===== Data extract =====
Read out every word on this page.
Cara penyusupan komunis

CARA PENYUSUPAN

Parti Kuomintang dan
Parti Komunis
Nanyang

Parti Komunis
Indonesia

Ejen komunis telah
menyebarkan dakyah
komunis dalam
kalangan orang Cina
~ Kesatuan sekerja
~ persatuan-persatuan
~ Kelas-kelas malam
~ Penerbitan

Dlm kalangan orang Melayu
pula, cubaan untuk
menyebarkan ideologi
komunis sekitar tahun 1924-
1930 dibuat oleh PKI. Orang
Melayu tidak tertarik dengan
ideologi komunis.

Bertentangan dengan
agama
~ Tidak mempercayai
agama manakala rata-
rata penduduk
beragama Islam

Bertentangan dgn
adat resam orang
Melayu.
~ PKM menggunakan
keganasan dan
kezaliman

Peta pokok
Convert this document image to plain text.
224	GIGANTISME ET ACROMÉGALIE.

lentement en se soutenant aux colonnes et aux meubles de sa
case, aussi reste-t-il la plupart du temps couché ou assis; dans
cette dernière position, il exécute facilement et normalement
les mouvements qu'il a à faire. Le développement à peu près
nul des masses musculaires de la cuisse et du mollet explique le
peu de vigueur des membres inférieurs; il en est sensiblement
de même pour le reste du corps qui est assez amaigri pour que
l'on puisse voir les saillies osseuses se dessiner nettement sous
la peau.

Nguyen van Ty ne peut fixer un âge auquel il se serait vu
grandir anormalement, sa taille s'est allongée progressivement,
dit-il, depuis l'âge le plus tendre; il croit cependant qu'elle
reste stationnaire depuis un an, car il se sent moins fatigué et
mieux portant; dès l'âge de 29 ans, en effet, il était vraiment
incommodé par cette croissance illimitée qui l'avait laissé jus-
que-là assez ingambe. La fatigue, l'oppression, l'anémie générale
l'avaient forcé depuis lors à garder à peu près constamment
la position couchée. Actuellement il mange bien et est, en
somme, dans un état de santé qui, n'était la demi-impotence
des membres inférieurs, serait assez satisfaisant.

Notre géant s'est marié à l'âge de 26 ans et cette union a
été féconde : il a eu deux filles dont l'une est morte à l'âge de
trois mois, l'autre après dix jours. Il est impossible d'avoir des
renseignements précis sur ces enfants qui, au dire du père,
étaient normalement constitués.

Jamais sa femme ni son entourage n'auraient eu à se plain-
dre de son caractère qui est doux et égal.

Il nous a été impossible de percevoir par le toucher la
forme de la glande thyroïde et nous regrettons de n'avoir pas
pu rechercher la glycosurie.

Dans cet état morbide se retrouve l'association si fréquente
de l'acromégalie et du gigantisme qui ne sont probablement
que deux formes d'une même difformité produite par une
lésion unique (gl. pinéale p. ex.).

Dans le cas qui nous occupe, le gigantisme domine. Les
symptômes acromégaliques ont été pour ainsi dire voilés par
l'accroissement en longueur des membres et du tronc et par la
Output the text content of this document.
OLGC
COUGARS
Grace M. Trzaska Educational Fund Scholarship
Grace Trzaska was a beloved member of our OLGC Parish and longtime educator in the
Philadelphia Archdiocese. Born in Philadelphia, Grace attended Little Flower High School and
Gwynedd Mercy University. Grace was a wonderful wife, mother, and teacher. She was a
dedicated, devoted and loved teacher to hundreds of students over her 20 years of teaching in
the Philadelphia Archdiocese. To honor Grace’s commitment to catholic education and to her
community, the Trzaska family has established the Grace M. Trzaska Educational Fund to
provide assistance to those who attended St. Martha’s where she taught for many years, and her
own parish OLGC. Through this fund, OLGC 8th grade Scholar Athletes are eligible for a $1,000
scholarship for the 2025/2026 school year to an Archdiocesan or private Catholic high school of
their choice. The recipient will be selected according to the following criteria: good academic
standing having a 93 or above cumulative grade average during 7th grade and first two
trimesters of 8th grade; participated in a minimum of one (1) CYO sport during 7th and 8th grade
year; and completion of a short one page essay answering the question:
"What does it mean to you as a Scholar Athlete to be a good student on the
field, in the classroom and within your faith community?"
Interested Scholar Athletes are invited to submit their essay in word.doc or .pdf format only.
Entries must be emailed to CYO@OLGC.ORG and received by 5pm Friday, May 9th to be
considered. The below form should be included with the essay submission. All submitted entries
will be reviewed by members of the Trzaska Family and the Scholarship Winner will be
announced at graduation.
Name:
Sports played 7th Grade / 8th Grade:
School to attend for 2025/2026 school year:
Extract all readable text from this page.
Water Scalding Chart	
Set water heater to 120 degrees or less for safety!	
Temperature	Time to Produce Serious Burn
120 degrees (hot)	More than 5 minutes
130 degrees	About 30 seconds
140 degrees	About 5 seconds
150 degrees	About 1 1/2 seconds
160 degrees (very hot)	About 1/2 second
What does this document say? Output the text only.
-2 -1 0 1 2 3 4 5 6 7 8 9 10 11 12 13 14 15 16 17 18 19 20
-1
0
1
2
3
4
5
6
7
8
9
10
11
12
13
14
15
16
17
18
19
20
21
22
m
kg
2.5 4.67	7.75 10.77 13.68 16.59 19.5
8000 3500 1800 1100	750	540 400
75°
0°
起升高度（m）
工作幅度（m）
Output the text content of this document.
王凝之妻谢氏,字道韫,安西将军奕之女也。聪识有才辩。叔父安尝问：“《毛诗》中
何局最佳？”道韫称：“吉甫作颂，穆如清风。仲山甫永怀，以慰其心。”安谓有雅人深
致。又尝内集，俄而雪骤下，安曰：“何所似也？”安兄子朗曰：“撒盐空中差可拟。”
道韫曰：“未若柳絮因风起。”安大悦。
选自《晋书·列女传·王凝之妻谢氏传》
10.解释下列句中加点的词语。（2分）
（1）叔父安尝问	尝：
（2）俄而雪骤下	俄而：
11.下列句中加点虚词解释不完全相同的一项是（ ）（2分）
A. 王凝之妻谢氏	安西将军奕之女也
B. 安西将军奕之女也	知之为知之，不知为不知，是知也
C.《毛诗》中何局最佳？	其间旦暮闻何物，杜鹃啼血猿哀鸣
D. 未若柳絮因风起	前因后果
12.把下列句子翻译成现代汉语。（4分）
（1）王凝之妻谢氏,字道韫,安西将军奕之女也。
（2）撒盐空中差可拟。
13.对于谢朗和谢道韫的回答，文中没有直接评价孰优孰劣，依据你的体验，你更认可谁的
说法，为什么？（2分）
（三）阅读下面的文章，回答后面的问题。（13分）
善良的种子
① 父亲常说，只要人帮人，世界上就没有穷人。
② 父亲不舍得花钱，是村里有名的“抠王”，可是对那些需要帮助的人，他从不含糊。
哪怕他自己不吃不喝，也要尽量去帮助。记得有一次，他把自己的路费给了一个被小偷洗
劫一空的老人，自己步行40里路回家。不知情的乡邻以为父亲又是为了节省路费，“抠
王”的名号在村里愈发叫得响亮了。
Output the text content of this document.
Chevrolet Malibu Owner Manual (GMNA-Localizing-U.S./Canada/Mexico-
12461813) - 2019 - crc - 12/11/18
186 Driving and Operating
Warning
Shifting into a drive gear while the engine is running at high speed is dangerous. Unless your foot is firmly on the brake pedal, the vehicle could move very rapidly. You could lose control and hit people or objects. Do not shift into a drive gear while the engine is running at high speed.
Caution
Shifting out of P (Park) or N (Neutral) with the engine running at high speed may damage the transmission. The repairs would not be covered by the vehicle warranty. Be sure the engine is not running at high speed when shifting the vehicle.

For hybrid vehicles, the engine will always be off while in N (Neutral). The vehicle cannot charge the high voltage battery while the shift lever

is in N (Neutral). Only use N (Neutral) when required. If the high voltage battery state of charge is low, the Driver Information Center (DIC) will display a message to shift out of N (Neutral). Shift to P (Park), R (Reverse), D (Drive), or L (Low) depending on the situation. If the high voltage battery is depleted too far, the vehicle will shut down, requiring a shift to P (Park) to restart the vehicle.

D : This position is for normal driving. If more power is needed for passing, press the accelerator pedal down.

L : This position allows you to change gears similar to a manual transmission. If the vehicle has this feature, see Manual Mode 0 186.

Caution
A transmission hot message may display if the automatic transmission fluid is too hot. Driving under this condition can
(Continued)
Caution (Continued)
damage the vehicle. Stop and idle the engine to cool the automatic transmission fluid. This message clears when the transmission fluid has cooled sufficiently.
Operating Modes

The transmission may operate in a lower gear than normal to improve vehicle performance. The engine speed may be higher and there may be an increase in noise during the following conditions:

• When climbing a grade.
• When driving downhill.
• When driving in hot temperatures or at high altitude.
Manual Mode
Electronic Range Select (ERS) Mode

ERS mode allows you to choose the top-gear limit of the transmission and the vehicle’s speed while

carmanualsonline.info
=====
[Written problem]:
From the listing above, collect each line in which the string "Philadelphia" appears.

[Problem solution]:
Philadelphia Archdiocese. Born in Philadelphia, Grace attended Little Flower High School and
the Philadelphia Archdiocese. To honor Grace’s commitment to catholic education and to her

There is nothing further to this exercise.